— START Data shown —

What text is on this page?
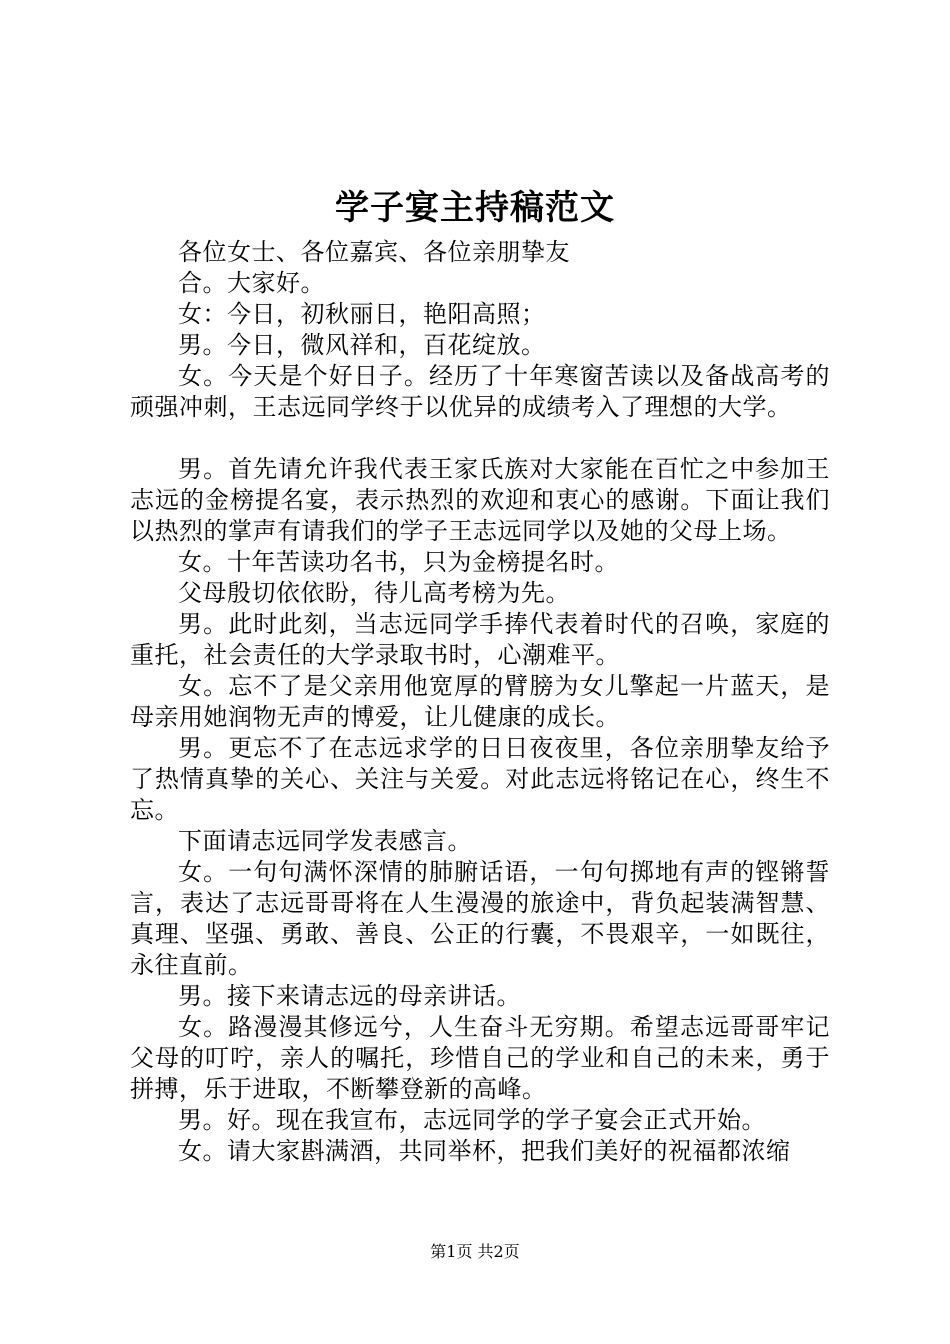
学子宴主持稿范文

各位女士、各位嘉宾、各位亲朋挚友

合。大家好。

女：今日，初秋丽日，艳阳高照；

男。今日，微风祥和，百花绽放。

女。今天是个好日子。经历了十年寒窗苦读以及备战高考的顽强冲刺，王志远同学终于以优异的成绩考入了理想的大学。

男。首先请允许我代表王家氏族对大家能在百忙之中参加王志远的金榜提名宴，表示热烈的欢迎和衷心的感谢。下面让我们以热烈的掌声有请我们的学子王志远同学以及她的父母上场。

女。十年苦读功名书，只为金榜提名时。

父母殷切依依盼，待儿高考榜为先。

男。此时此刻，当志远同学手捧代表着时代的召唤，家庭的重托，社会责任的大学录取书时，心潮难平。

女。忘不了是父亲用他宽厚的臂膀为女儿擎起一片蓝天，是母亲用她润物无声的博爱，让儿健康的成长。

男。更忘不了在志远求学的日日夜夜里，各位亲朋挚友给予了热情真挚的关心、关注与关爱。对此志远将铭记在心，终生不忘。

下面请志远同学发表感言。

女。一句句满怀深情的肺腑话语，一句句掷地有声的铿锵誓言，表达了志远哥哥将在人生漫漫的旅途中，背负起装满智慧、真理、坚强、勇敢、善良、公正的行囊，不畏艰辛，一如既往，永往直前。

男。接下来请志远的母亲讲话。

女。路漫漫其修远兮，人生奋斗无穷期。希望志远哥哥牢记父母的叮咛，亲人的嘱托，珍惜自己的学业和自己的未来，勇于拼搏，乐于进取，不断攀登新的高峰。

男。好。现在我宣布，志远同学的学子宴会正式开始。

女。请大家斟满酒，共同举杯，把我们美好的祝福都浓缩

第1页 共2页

— END Data shown —
— START Data shown —

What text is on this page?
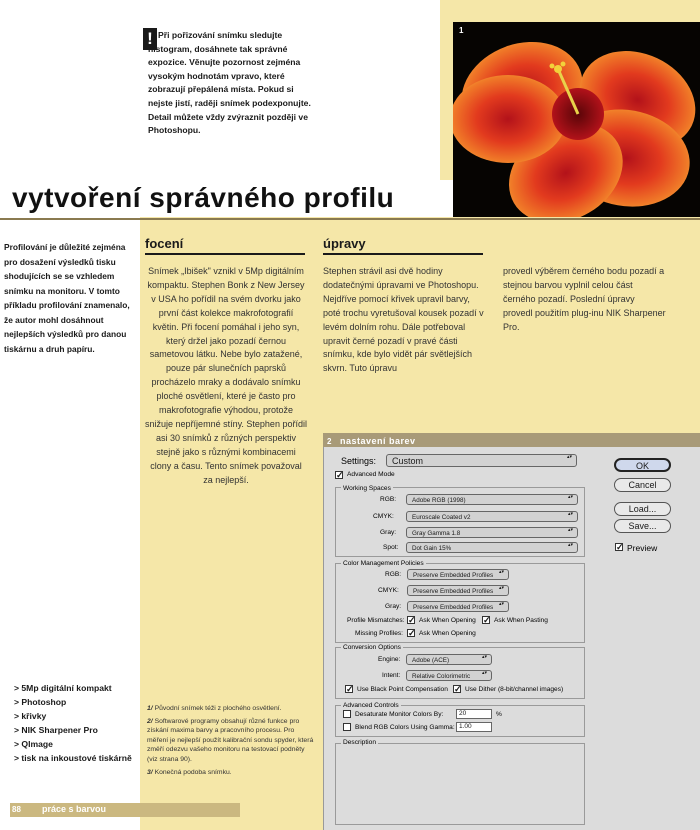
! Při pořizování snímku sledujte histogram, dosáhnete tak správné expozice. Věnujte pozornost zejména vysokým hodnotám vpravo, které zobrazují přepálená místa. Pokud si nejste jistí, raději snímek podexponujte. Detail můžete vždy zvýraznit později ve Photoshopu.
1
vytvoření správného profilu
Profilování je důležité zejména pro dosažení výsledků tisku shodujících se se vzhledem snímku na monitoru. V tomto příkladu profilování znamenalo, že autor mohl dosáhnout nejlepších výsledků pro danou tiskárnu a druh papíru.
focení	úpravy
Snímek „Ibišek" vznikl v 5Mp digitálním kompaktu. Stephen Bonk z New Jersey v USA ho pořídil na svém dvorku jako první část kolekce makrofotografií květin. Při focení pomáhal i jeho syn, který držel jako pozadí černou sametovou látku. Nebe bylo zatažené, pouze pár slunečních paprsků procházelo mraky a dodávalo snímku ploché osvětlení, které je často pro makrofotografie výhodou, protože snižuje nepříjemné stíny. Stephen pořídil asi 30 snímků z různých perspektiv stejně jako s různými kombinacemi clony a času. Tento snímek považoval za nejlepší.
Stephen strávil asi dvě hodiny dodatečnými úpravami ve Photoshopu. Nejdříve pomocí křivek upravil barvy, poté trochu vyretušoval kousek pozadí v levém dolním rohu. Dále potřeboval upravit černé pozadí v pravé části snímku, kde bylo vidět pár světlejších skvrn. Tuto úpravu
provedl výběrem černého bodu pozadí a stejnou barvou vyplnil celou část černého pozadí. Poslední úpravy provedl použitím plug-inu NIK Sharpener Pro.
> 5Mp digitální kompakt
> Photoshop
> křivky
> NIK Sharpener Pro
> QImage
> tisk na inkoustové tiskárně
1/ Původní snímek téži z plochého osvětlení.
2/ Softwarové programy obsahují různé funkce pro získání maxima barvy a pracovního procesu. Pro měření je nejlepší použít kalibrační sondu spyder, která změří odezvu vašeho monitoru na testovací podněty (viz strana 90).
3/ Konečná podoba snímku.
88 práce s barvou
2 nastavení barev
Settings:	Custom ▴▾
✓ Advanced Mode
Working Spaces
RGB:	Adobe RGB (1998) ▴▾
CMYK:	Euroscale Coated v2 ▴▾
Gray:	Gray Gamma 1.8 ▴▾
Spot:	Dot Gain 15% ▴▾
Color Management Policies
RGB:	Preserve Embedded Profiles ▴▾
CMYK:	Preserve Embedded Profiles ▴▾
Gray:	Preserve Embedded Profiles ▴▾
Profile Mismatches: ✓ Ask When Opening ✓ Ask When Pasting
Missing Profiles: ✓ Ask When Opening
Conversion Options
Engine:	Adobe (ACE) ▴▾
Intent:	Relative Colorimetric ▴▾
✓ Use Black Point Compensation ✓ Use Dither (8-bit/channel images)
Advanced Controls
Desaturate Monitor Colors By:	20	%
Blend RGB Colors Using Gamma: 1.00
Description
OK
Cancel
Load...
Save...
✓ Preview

— END Data shown —

What is asked:
Report only how many lines in the listing contain the string "úpravy".

Result:
2